↓

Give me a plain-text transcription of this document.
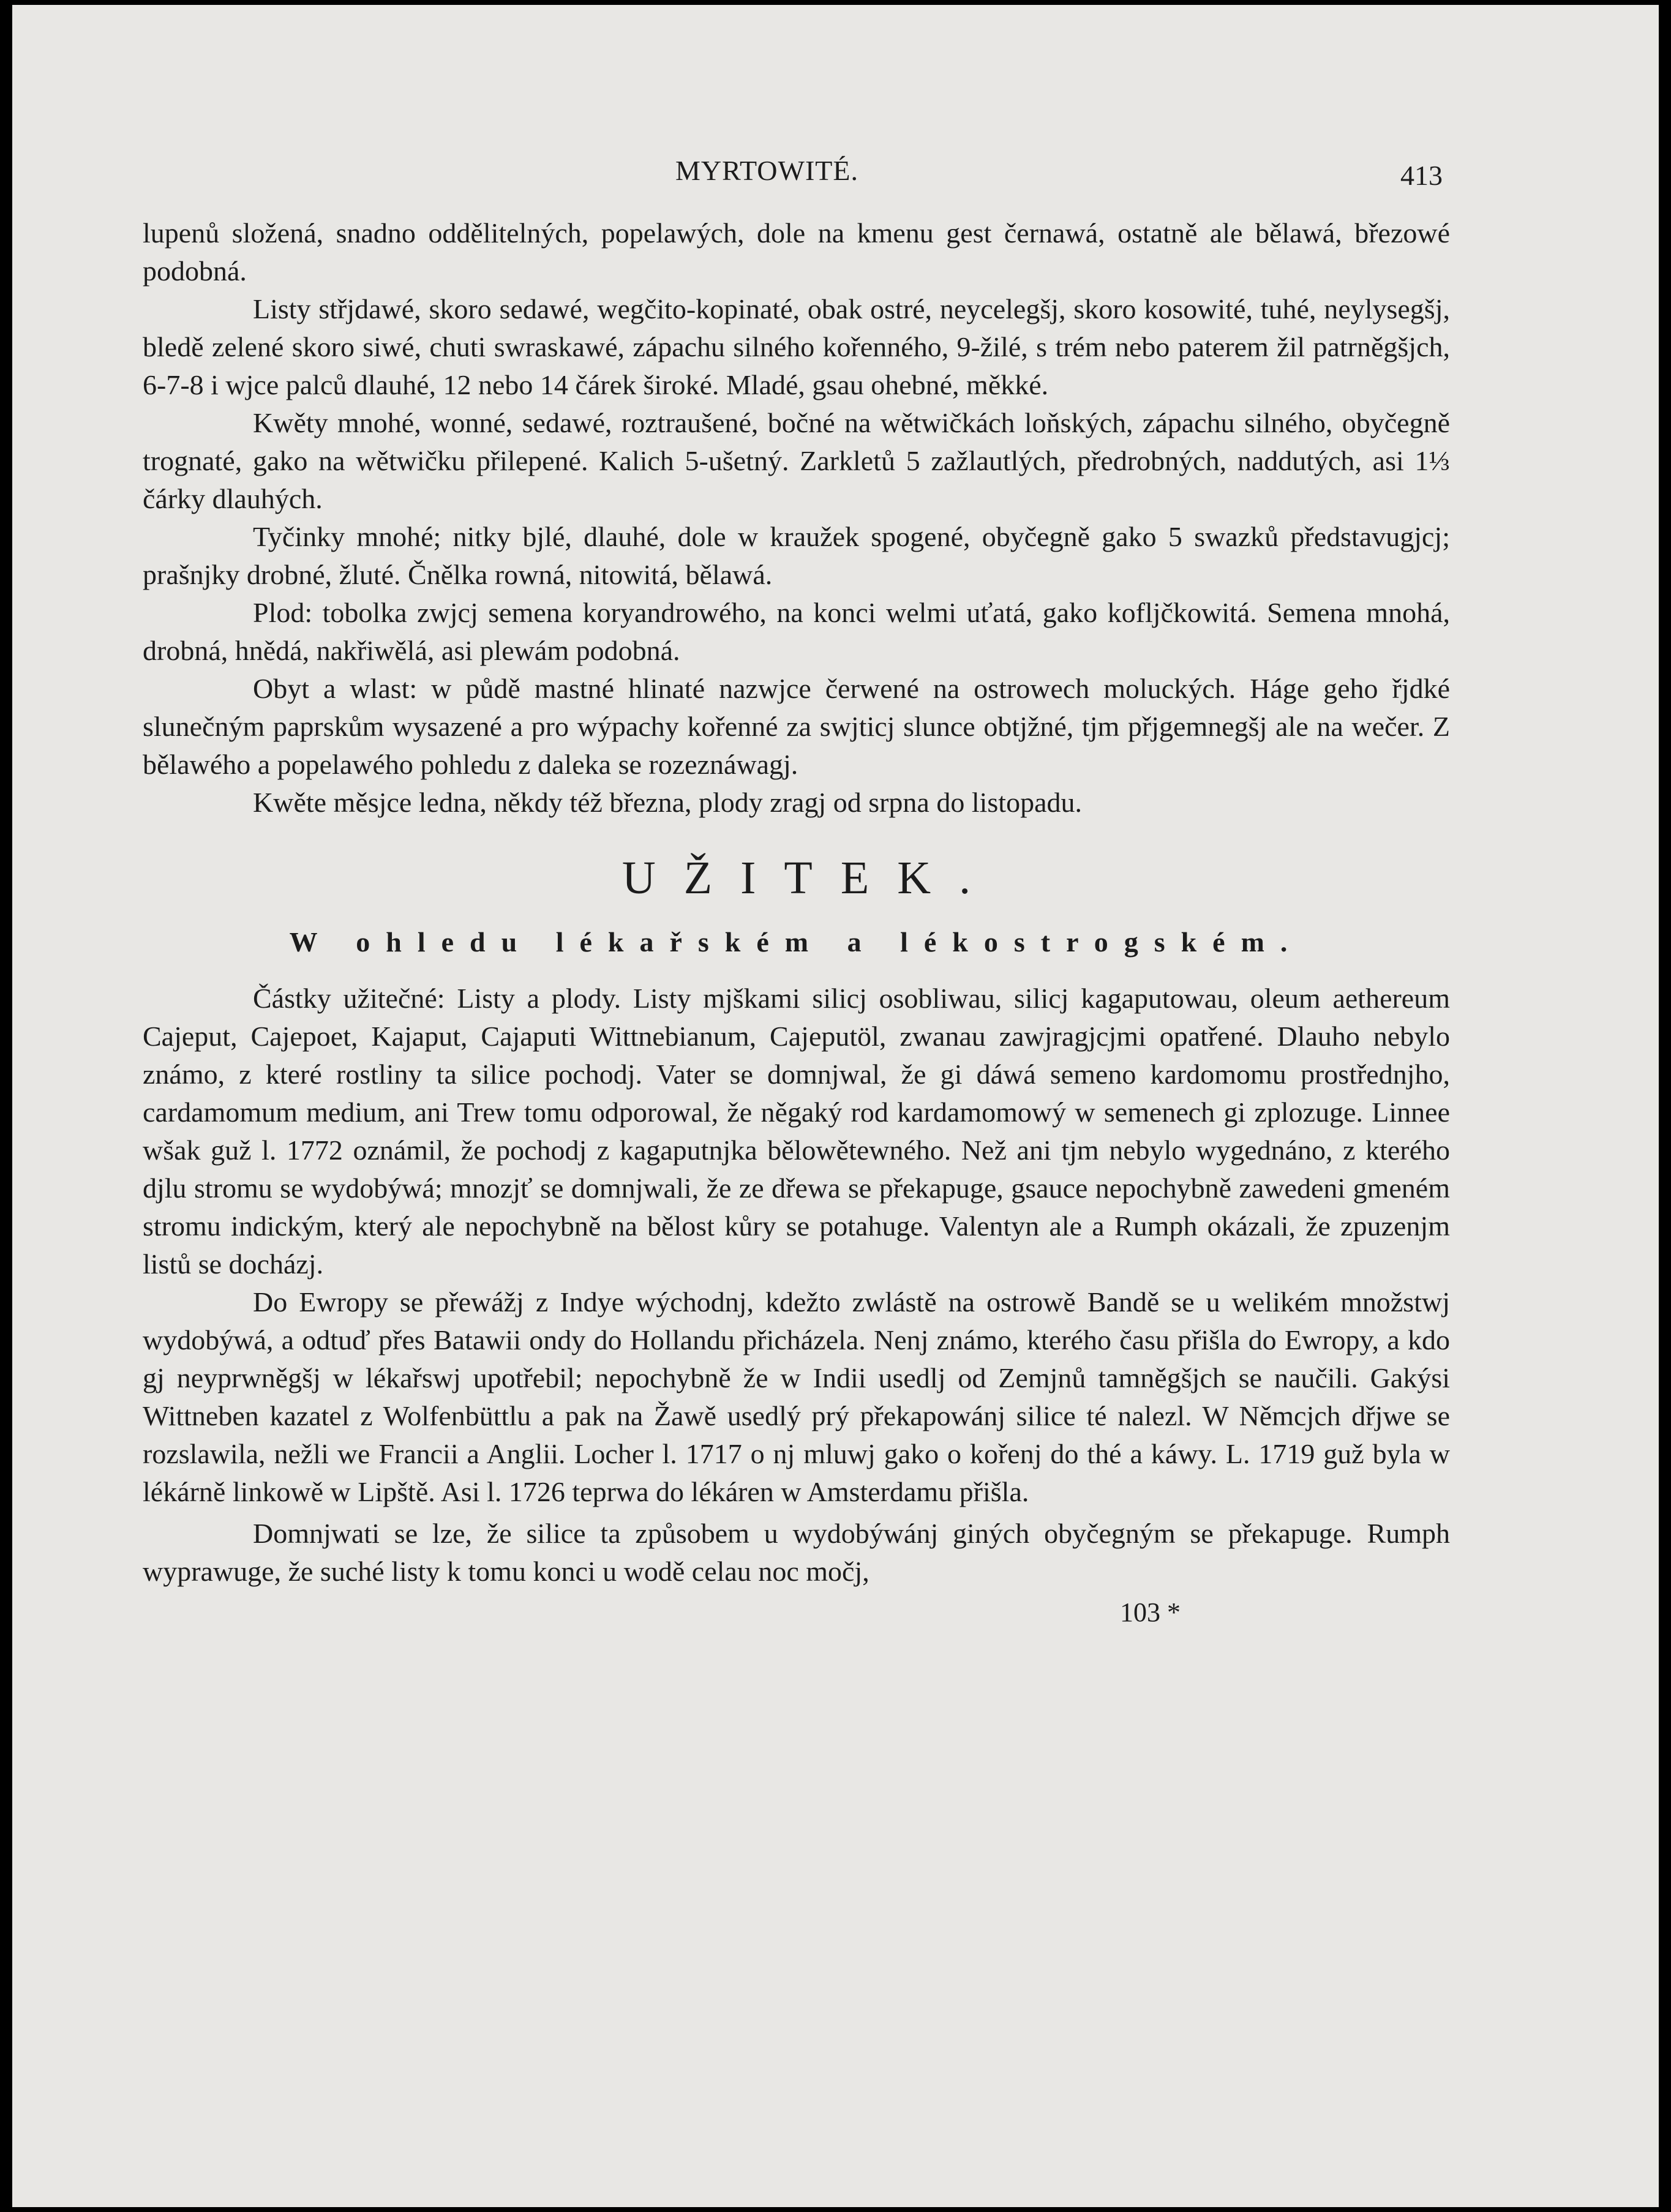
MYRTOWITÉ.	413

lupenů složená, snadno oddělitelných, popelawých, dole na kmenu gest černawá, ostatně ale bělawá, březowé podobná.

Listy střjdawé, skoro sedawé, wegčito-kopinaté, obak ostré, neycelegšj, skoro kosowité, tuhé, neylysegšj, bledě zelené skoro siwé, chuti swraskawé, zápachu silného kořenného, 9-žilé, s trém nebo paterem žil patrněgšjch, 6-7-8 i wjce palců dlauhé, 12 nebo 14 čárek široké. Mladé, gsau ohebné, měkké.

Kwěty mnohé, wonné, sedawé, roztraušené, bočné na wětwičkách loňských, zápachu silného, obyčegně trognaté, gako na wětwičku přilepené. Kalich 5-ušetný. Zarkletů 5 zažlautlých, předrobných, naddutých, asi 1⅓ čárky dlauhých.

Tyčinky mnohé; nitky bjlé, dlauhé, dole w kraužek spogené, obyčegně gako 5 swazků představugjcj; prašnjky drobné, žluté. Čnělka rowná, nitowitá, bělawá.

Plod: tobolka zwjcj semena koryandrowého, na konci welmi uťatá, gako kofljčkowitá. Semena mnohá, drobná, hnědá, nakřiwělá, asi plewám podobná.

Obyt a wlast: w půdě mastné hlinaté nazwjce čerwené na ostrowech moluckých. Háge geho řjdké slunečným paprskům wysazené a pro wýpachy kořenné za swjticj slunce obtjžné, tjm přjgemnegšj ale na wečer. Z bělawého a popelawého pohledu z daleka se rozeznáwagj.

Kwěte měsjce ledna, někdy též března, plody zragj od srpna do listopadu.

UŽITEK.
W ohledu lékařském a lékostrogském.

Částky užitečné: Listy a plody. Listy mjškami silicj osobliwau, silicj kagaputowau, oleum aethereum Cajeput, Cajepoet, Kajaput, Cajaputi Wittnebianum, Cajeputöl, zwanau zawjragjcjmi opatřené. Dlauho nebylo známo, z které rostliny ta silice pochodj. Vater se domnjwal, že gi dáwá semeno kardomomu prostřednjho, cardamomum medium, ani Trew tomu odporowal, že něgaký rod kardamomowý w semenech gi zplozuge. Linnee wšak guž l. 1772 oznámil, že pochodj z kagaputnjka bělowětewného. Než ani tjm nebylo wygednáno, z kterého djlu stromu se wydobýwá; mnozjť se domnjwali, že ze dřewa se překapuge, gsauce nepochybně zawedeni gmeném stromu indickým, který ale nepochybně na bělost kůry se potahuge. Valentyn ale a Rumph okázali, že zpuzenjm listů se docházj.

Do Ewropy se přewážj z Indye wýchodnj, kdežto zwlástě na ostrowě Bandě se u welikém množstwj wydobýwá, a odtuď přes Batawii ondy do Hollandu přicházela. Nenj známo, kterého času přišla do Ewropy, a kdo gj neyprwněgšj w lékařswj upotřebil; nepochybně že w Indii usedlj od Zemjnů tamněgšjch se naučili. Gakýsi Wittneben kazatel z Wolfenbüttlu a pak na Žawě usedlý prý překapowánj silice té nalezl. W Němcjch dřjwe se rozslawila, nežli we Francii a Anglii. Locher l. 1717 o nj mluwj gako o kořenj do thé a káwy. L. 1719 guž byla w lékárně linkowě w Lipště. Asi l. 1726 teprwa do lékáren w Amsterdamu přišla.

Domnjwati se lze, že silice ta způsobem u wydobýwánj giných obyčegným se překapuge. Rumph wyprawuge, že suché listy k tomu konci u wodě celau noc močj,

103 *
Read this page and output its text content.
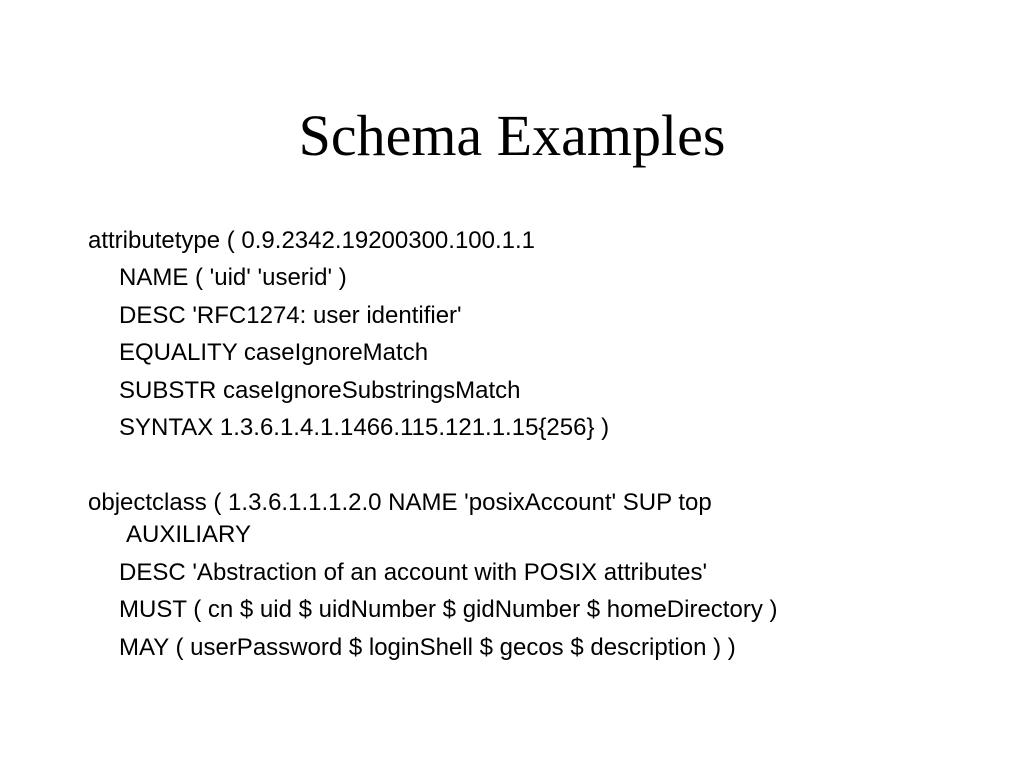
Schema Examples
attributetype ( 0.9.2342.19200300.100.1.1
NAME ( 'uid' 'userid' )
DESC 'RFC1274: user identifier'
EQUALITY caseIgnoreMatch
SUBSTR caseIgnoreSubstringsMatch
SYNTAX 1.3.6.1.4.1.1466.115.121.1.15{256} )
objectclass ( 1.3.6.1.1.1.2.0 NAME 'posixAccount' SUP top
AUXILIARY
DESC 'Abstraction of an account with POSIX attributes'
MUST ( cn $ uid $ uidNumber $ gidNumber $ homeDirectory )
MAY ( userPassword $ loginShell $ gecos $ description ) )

↑

## Exercise
Without the images, write out each line of the data verbatim.

## Correct result
Give me a plain-text transcription of this document.
MYRTOWITÉ.	413

lupenů složená, snadno oddělitelných, popelawých, dole na kmenu gest černawá, ostatně ale bělawá, březowé podobná.

Listy střjdawé, skoro sedawé, wegčito-kopinaté, obak ostré, neycelegšj, skoro kosowité, tuhé, neylysegšj, bledě zelené skoro siwé, chuti swraskawé, zápachu silného kořenného, 9-žilé, s trém nebo paterem žil patrněgšjch, 6-7-8 i wjce palců dlauhé, 12 nebo 14 čárek široké. Mladé, gsau ohebné, měkké.

Kwěty mnohé, wonné, sedawé, roztraušené, bočné na wětwičkách loňských, zápachu silného, obyčegně trognaté, gako na wětwičku přilepené. Kalich 5-ušetný. Zarkletů 5 zažlautlých, předrobných, naddutých, asi 1⅓ čárky dlauhých.

Tyčinky mnohé; nitky bjlé, dlauhé, dole w kraužek spogené, obyčegně gako 5 swazků představugjcj; prašnjky drobné, žluté. Čnělka rowná, nitowitá, bělawá.

Plod: tobolka zwjcj semena koryandrowého, na konci welmi uťatá, gako kofljčkowitá. Semena mnohá, drobná, hnědá, nakřiwělá, asi plewám podobná.

Obyt a wlast: w půdě mastné hlinaté nazwjce čerwené na ostrowech moluckých. Háge geho řjdké slunečným paprskům wysazené a pro wýpachy kořenné za swjticj slunce obtjžné, tjm přjgemnegšj ale na wečer. Z bělawého a popelawého pohledu z daleka se rozeznáwagj.

Kwěte měsjce ledna, někdy též března, plody zragj od srpna do listopadu.

UŽITEK.
W ohledu lékařském a lékostrogském.

Částky užitečné: Listy a plody. Listy mjškami silicj osobliwau, silicj kagaputowau, oleum aethereum Cajeput, Cajepoet, Kajaput, Cajaputi Wittnebianum, Cajeputöl, zwanau zawjragjcjmi opatřené. Dlauho nebylo známo, z které rostliny ta silice pochodj. Vater se domnjwal, že gi dáwá semeno kardomomu prostřednjho, cardamomum medium, ani Trew tomu odporowal, že něgaký rod kardamomowý w semenech gi zplozuge. Linnee wšak guž l. 1772 oznámil, že pochodj z kagaputnjka bělowětewného. Než ani tjm nebylo wygednáno, z kterého djlu stromu se wydobýwá; mnozjť se domnjwali, že ze dřewa se překapuge, gsauce nepochybně zawedeni gmeném stromu indickým, který ale nepochybně na bělost kůry se potahuge. Valentyn ale a Rumph okázali, že zpuzenjm listů se docházj.

Do Ewropy se přewážj z Indye wýchodnj, kdežto zwlástě na ostrowě Bandě se u welikém množstwj wydobýwá, a odtuď přes Batawii ondy do Hollandu přicházela. Nenj známo, kterého času přišla do Ewropy, a kdo gj neyprwněgšj w lékařswj upotřebil; nepochybně že w Indii usedlj od Zemjnů tamněgšjch se naučili. Gakýsi Wittneben kazatel z Wolfenbüttlu a pak na Žawě usedlý prý překapowánj silice té nalezl. W Němcjch dřjwe se rozslawila, nežli we Francii a Anglii. Locher l. 1717 o nj mluwj gako o kořenj do thé a káwy. L. 1719 guž byla w lékárně linkowě w Lipště. Asi l. 1726 teprwa do lékáren w Amsterdamu přišla.

Domnjwati se lze, že silice ta způsobem u wydobýwánj giných obyčegným se překapuge. Rumph wyprawuge, že suché listy k tomu konci u wodě celau noc močj,

103 *
Read this page and output its text content.
Schema Examples
attributetype ( 0.9.2342.19200300.100.1.1
NAME ( 'uid' 'userid' )
DESC 'RFC1274: user identifier'
EQUALITY caseIgnoreMatch
SUBSTR caseIgnoreSubstringsMatch
SYNTAX 1.3.6.1.4.1.1466.115.121.1.15{256} )
objectclass ( 1.3.6.1.1.1.2.0 NAME 'posixAccount' SUP top
AUXILIARY
DESC 'Abstraction of an account with POSIX attributes'
MUST ( cn $ uid $ uidNumber $ gidNumber $ homeDirectory )
MAY ( userPassword $ loginShell $ gecos $ description ) )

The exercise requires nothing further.